▶ **WRITTEN REQUEST**
Copy every line from the data below in which the string "evaluate" can be found.

--- start MATERIAL FOR THE TASK ---

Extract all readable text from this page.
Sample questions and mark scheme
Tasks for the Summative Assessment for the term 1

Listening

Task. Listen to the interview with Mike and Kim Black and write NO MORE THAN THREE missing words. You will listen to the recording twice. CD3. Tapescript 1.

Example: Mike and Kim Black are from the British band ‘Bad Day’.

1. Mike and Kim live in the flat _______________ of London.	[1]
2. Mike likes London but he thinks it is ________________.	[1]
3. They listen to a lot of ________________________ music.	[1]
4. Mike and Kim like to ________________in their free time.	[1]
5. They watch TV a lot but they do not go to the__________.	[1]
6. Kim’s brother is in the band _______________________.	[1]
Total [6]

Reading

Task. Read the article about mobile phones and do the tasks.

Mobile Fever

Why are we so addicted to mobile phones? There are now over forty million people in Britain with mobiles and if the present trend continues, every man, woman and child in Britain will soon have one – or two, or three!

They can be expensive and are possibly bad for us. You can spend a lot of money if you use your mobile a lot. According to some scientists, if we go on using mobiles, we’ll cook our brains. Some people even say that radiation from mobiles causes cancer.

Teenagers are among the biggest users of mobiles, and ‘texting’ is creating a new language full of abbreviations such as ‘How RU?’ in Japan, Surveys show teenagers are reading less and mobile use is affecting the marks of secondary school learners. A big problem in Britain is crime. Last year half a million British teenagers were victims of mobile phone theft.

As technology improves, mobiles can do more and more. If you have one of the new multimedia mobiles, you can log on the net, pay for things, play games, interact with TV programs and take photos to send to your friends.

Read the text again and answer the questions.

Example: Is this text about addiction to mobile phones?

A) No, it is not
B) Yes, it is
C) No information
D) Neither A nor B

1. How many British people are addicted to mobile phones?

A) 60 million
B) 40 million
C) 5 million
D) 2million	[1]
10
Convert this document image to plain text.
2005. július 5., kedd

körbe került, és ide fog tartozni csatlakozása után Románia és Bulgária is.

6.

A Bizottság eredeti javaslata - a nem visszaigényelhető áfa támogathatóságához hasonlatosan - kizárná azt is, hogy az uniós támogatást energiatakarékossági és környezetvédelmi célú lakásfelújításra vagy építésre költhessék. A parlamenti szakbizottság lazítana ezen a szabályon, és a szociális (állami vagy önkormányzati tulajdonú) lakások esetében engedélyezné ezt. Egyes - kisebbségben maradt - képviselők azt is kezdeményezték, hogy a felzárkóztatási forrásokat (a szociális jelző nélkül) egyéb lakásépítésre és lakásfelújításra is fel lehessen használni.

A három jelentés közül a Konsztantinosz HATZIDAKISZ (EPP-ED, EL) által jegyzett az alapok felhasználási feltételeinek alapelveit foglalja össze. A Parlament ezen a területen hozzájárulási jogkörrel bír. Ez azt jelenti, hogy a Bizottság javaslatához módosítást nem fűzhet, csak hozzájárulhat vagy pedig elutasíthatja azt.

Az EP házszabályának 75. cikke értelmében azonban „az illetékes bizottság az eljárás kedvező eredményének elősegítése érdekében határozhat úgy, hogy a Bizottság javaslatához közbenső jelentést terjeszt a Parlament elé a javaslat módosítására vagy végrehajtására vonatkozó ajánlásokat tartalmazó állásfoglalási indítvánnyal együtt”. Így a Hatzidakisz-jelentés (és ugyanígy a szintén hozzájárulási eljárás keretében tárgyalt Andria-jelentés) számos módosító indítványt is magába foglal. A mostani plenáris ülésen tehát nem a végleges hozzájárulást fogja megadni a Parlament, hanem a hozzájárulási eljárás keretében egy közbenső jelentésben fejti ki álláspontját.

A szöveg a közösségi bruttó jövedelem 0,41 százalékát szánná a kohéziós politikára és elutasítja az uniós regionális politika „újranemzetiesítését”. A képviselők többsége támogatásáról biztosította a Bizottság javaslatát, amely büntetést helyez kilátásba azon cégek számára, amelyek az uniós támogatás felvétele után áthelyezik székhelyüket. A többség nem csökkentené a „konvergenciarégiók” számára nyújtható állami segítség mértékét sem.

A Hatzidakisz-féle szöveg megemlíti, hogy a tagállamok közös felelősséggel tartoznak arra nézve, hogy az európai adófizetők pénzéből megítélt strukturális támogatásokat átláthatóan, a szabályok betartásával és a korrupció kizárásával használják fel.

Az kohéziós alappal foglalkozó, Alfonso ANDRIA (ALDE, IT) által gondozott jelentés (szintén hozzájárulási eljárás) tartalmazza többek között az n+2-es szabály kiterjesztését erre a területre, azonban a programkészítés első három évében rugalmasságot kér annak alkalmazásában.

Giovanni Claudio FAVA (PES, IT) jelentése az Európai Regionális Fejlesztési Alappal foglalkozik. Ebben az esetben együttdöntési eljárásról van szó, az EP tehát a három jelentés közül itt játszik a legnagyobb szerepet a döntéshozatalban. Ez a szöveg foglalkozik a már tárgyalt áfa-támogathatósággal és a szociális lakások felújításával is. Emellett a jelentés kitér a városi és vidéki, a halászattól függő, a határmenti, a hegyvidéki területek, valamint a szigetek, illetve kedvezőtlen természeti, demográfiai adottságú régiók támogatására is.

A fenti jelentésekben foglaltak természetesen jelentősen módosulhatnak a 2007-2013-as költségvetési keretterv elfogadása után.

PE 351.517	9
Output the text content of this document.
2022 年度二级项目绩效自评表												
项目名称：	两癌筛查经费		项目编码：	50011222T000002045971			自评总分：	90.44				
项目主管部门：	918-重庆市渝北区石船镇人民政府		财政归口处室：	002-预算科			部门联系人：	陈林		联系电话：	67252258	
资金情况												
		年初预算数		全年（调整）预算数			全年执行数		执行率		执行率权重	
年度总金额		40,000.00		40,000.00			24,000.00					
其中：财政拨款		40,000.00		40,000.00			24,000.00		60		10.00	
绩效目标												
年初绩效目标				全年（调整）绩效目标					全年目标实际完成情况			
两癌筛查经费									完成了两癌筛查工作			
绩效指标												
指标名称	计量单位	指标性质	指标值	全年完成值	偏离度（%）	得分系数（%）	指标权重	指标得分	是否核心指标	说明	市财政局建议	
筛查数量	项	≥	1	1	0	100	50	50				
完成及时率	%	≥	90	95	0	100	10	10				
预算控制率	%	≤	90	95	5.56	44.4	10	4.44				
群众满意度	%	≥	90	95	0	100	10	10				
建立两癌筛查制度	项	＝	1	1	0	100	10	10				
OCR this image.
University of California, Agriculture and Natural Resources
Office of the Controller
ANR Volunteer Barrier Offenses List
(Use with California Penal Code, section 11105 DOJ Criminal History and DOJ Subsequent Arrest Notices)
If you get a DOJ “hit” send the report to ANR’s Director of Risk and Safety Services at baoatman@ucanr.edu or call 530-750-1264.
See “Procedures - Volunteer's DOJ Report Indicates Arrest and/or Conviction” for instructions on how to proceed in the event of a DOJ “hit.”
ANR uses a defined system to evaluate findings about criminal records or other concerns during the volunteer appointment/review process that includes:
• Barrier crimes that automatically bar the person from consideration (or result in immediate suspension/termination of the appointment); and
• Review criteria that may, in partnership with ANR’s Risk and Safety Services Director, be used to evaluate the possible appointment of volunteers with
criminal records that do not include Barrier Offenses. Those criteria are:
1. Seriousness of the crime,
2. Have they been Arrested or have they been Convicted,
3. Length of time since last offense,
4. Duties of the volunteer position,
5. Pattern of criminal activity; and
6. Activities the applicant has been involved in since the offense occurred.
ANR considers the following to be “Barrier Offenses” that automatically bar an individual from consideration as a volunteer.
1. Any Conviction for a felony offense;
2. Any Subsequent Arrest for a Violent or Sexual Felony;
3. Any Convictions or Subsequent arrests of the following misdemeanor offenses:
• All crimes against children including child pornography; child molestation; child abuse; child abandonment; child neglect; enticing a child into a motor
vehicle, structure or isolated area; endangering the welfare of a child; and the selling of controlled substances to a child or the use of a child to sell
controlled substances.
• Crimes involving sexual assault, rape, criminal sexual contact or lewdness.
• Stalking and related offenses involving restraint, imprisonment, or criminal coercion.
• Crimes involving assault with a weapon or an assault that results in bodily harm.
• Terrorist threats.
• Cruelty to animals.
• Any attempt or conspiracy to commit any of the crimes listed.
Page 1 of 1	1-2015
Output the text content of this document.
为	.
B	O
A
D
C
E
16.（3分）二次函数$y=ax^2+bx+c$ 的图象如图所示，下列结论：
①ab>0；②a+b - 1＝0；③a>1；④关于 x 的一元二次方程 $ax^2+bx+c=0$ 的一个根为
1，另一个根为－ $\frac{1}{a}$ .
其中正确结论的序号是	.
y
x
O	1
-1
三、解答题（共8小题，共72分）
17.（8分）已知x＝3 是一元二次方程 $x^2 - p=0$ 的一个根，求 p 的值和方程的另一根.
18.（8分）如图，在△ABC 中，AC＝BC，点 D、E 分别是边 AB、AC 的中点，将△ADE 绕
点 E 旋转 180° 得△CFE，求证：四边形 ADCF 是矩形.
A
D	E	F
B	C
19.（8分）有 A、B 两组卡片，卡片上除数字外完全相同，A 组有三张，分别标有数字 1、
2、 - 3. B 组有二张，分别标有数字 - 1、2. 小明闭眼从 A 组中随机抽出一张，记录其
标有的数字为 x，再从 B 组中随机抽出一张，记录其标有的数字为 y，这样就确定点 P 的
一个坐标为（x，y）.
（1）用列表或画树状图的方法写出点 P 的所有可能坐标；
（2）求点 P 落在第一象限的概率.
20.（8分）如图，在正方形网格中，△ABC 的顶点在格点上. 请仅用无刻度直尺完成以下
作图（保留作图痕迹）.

--- end MATERIAL FOR THE TASK ---

▶ **THE SOLUTION**
ANR uses a defined system to evaluate findings about criminal records or other concerns during the volunteer appointment/review process that includes:
• Review criteria that may, in partnership with ANR’s Risk and Safety Services Director, be used to evaluate the possible appointment of volunteers with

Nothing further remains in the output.